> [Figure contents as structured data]
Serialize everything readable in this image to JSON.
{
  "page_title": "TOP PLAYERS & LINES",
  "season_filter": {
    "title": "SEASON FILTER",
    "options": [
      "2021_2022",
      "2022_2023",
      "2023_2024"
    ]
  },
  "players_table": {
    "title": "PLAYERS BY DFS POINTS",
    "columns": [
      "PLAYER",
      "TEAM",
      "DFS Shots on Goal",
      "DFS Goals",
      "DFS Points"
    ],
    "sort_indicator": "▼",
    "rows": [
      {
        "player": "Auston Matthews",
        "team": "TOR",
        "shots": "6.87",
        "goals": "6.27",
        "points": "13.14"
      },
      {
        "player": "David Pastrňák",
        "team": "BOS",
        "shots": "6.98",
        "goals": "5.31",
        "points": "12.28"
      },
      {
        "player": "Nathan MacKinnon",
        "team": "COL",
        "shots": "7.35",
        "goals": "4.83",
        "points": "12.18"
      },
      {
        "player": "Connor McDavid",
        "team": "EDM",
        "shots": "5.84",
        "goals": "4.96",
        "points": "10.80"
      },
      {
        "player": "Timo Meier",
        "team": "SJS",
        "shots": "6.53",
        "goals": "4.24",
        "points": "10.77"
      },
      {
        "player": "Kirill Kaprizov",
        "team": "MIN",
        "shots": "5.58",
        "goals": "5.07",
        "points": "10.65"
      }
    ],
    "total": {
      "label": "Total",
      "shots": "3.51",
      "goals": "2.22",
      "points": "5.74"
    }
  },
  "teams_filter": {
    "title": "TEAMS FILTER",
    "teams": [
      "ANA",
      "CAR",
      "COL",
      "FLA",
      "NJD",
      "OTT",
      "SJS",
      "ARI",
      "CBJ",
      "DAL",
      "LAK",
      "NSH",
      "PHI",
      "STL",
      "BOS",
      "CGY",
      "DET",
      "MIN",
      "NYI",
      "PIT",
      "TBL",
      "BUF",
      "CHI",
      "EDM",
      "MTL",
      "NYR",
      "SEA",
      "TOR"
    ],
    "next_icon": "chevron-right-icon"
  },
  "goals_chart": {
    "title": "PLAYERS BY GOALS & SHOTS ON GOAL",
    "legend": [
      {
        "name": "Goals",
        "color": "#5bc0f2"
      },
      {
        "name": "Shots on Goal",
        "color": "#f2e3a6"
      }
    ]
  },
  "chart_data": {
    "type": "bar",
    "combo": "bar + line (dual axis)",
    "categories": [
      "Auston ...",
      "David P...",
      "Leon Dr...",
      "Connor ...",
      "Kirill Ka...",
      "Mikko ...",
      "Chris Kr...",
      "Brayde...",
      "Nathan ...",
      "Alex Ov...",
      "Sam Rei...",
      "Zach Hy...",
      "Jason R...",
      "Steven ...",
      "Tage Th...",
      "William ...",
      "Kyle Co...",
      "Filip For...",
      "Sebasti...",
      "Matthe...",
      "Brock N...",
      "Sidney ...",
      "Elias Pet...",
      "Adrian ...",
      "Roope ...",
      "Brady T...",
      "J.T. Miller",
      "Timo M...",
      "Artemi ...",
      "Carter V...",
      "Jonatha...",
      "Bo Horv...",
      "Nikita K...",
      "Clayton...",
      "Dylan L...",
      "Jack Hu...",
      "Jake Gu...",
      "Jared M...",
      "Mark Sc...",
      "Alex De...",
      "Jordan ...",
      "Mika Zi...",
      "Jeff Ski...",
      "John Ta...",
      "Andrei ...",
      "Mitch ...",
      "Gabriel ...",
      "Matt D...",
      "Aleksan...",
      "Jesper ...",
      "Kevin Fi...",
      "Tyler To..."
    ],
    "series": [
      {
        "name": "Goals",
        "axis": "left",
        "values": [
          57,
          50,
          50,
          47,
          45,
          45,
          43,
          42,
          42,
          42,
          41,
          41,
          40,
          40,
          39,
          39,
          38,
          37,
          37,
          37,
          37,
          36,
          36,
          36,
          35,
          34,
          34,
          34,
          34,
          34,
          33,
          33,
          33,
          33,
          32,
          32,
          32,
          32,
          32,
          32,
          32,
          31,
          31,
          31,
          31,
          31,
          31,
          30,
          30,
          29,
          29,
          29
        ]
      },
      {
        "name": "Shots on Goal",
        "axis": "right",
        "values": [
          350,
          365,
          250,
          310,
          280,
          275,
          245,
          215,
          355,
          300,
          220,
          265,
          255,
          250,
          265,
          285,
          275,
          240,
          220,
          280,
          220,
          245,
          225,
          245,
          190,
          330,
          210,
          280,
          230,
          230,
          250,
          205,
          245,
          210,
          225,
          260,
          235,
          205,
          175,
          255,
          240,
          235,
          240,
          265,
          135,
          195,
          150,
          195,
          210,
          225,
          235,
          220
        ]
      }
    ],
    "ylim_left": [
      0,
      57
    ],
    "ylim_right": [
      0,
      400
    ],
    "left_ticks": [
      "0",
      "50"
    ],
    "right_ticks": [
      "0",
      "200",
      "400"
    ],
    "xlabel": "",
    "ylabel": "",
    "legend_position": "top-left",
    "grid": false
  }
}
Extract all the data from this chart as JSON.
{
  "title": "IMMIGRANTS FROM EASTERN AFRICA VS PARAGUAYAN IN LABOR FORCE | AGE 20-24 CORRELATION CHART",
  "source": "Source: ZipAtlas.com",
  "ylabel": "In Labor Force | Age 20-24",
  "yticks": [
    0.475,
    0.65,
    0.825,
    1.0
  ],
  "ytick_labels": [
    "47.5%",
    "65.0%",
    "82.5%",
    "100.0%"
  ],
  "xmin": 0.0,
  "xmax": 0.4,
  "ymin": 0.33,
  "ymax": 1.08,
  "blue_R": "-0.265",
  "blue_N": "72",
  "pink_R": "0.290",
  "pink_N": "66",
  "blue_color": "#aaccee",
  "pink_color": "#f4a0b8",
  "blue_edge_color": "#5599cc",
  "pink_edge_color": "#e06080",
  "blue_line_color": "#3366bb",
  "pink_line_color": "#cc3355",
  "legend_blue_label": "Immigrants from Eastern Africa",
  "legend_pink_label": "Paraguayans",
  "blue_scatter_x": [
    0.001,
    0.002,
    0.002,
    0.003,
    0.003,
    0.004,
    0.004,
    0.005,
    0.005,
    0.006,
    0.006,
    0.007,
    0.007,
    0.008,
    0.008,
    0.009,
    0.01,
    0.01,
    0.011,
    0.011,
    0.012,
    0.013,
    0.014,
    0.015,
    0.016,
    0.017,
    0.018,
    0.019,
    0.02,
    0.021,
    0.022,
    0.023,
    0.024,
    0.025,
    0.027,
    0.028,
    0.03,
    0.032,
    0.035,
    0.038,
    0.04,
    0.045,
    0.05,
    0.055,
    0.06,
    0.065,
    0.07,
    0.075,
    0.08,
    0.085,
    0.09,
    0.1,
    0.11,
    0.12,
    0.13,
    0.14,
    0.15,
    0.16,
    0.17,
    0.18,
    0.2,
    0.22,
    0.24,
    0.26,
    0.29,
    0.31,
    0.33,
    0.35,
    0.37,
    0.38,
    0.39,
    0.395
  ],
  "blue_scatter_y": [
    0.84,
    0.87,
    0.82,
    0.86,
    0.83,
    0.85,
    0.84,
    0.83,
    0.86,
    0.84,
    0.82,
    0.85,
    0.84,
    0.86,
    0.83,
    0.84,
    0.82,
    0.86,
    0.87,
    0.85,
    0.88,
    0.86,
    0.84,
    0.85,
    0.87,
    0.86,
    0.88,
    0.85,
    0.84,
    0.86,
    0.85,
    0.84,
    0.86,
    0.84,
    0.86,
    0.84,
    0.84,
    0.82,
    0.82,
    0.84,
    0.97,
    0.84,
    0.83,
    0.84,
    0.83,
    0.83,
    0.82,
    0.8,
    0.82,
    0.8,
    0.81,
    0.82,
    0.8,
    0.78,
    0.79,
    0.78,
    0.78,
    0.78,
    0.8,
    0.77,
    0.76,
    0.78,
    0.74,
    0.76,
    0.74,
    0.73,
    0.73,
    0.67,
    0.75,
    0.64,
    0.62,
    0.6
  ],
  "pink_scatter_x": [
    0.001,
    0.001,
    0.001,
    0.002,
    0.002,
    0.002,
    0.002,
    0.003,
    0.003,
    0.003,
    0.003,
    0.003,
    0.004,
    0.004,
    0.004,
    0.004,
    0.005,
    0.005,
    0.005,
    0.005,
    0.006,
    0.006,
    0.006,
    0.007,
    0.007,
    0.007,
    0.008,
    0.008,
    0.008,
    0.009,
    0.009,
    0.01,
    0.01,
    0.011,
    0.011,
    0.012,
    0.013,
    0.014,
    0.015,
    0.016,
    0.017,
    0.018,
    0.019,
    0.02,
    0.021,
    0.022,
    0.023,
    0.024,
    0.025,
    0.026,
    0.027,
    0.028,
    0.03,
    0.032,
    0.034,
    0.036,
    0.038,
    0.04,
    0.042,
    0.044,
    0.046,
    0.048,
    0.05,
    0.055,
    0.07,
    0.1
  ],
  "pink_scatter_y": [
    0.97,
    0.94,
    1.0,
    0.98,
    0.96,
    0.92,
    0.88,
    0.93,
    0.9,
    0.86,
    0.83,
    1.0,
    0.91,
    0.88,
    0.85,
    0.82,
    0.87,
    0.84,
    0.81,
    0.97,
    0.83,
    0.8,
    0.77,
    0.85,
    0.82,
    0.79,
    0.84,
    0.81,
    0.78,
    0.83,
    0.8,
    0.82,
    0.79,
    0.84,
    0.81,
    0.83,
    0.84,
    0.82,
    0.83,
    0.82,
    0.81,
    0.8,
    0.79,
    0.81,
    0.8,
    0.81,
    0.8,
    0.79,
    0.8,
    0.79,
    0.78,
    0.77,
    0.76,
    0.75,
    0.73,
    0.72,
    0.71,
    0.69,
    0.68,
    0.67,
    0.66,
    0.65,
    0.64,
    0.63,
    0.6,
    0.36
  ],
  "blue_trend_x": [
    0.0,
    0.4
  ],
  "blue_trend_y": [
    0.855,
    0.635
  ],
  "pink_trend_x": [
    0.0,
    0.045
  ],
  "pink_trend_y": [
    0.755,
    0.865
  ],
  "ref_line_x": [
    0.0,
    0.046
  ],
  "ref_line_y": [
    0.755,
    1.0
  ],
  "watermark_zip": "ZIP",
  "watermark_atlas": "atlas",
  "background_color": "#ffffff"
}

> [Exercise description] Whenever "JSON" turns up in a line, pick that line out.

> [Worked answer]
Serialize everything readable in this image to JSON.
Extract all the data from this chart as JSON.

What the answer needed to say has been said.